Entries supplied:
* begin *
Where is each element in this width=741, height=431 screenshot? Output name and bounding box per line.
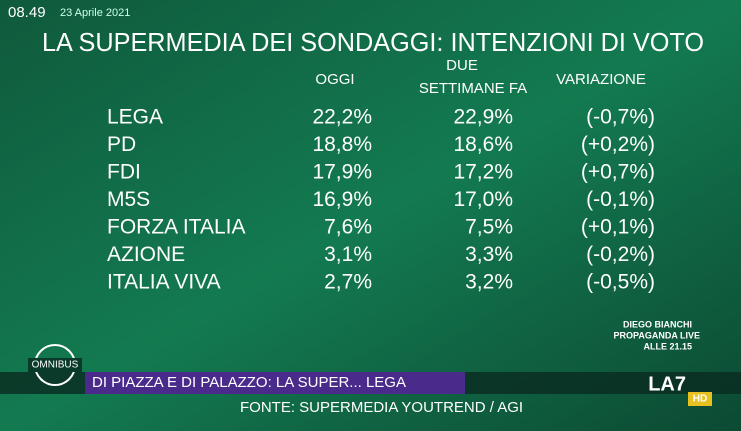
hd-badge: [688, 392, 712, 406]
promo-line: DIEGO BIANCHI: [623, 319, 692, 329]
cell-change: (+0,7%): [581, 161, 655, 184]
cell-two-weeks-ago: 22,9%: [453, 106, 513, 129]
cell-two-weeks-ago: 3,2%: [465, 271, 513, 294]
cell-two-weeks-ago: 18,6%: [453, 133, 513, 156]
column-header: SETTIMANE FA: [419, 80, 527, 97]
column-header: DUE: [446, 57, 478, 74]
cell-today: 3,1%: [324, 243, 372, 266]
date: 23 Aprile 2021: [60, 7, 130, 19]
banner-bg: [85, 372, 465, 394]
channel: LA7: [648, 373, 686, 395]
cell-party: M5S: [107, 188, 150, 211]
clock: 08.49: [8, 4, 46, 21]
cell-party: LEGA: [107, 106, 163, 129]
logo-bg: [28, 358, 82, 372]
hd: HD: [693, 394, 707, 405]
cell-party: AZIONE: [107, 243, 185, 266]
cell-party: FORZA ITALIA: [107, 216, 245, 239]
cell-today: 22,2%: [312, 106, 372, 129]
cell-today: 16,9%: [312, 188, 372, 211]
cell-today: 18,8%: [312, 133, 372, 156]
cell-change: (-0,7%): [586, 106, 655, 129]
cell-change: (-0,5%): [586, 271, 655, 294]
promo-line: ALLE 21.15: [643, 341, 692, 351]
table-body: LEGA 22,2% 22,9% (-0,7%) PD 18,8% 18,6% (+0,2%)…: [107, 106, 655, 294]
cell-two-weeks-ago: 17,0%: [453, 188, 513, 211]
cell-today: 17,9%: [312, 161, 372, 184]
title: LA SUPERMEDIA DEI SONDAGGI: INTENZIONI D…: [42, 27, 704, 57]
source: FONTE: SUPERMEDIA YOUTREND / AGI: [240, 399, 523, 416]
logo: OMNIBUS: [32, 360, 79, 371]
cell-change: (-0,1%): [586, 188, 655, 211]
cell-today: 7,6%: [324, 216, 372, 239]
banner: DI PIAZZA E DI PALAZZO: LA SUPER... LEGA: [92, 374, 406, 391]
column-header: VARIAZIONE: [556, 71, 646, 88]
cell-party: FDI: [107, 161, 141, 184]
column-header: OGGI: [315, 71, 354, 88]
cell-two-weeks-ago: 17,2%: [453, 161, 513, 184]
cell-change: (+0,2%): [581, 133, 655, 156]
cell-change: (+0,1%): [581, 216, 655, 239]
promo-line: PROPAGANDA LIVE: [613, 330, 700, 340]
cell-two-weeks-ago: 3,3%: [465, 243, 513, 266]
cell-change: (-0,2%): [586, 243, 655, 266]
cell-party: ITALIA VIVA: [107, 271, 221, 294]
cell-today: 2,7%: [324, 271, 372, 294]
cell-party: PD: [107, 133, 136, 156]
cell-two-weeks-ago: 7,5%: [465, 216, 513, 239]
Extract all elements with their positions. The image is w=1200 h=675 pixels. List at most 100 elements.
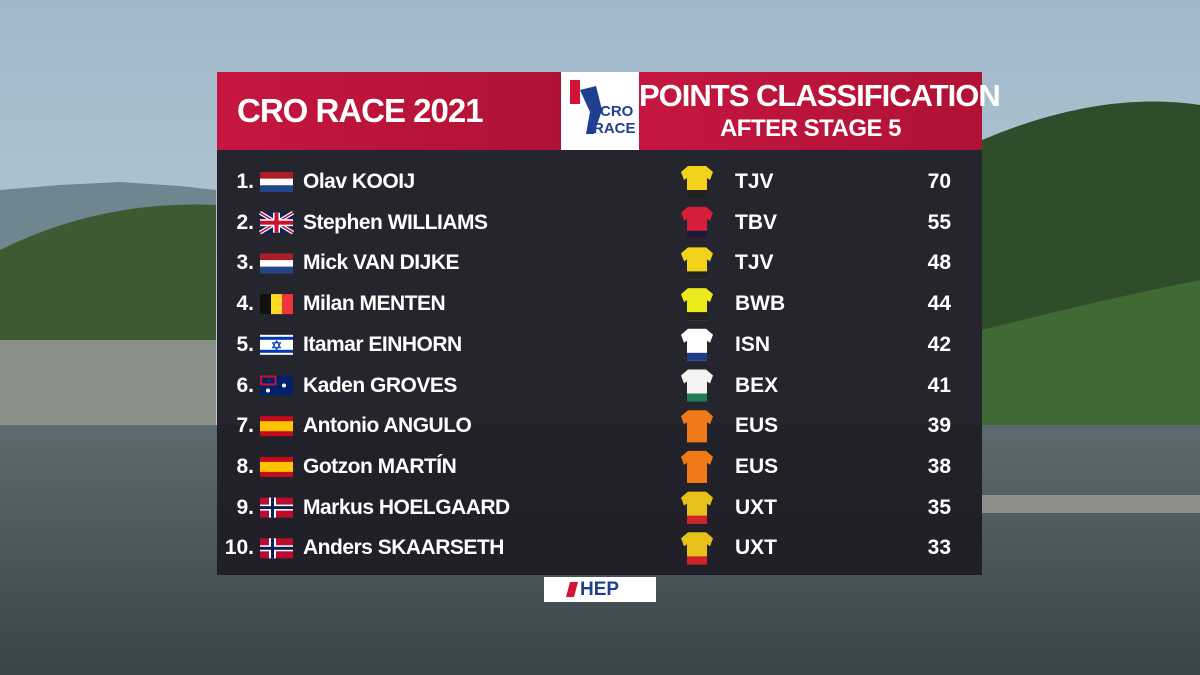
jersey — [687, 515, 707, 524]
* end *
Exercise brief:
Locate each line in the items above that contains the string "weeks", with case counting, and copy those lines.

Complete answer:
cell-two-weeks-ago: 22,9%: [453, 106, 513, 129]
cell-two-weeks-ago: 3,2%: [465, 271, 513, 294]
cell-two-weeks-ago: 18,6%: [453, 133, 513, 156]
cell-two-weeks-ago: 17,0%: [453, 188, 513, 211]
cell-two-weeks-ago: 17,2%: [453, 161, 513, 184]
cell-two-weeks-ago: 3,3%: [465, 243, 513, 266]
cell-two-weeks-ago: 7,5%: [465, 216, 513, 239]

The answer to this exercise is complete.